## WRITTEN PROBLEM
Where a line contains the word "considering", copy that line in full.

## Extracted records
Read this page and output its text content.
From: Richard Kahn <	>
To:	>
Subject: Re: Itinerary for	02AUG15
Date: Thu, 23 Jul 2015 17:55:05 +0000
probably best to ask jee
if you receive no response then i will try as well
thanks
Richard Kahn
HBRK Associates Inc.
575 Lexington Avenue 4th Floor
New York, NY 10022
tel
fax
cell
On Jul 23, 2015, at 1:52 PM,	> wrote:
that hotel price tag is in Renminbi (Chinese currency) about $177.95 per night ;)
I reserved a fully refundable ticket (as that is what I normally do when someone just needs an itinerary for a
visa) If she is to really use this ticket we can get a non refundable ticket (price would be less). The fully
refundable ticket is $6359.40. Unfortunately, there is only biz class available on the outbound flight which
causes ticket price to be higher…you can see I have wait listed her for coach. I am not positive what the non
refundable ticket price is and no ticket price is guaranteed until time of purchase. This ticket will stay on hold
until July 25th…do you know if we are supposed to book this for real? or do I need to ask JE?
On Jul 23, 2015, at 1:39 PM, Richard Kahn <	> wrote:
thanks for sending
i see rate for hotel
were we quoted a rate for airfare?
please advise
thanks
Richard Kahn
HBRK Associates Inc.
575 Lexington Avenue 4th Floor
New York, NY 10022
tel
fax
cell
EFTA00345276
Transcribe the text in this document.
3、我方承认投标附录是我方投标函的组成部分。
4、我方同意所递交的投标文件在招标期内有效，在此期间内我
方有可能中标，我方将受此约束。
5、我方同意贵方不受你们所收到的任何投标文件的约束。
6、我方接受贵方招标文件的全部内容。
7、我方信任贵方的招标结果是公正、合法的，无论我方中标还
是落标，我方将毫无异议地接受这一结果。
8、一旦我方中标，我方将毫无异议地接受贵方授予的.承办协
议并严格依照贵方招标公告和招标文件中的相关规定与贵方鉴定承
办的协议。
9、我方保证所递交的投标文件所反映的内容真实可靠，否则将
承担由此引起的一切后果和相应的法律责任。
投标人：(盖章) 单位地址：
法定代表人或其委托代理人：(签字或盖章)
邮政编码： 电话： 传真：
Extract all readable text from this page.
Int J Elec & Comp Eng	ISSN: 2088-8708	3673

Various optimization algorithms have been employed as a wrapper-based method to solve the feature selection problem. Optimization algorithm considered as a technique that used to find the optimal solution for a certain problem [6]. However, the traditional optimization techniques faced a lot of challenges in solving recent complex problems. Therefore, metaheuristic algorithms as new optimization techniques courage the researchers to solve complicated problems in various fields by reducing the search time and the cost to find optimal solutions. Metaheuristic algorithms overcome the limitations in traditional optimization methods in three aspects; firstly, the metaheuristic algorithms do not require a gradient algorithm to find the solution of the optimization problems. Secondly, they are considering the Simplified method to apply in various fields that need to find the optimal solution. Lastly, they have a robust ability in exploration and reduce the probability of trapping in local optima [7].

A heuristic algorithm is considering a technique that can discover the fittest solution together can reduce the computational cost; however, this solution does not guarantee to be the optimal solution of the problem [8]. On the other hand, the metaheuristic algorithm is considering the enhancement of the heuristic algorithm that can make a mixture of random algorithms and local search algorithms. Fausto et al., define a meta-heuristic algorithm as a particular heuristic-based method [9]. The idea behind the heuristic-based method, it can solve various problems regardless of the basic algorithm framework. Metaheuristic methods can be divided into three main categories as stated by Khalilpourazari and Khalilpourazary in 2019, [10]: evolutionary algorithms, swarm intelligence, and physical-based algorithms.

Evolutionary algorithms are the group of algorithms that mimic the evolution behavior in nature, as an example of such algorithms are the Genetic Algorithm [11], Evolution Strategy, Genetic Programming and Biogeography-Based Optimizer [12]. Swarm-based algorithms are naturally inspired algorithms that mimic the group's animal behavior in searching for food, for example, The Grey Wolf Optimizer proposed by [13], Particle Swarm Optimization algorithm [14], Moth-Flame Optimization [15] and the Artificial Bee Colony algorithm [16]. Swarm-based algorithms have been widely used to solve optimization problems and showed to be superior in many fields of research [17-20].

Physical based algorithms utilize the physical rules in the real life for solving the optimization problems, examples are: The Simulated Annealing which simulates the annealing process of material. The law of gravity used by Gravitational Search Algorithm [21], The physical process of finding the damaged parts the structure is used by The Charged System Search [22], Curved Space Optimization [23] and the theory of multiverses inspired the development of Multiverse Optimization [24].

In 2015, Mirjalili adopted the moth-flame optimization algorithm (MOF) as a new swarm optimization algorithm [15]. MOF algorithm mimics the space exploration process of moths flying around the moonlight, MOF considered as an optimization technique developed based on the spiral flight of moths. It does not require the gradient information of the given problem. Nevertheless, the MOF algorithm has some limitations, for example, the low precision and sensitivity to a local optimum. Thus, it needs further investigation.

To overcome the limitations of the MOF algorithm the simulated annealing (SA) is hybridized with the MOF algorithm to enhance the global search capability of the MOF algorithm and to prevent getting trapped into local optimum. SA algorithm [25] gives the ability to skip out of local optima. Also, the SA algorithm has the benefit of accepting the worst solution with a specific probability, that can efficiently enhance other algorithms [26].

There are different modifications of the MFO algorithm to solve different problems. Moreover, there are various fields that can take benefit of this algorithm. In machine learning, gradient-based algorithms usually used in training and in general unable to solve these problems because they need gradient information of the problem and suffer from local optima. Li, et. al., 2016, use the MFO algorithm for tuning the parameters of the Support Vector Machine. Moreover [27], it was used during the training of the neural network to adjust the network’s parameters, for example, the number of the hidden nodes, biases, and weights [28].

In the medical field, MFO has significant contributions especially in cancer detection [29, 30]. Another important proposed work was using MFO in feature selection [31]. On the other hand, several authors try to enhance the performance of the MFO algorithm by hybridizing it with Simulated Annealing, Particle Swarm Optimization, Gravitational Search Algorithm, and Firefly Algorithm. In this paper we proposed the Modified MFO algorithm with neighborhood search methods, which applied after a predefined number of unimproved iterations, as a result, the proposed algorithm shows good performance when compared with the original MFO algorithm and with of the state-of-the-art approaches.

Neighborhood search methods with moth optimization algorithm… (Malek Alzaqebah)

## REPLY
Various optimization algorithms have been employed as a wrapper-based method to solve the feature selection problem. Optimization algorithm considered as a technique that used to find the optimal solution for a certain problem [6]. However, the traditional optimization techniques faced a lot of challenges in solving recent complex problems. Therefore, metaheuristic algorithms as new optimization techniques courage the researchers to solve complicated problems in various fields by reducing the search time and the cost to find optimal solutions. Metaheuristic algorithms overcome the limitations in traditional optimization methods in three aspects; firstly, the metaheuristic algorithms do not require a gradient algorithm to find the solution of the optimization problems. Secondly, they are considering the Simplified method to apply in various fields that need to find the optimal solution. Lastly, they have a robust ability in exploration and reduce the probability of trapping in local optima [7].
A heuristic algorithm is considering a technique that can discover the fittest solution together can reduce the computational cost; however, this solution does not guarantee to be the optimal solution of the problem [8]. On the other hand, the metaheuristic algorithm is considering the enhancement of the heuristic algorithm that can make a mixture of random algorithms and local search algorithms. Fausto et al., define a meta-heuristic algorithm as a particular heuristic-based method [9]. The idea behind the heuristic-based method, it can solve various problems regardless of the basic algorithm framework. Metaheuristic methods can be divided into three main categories as stated by Khalilpourazari and Khalilpourazary in 2019, [10]: evolutionary algorithms, swarm intelligence, and physical-based algorithms.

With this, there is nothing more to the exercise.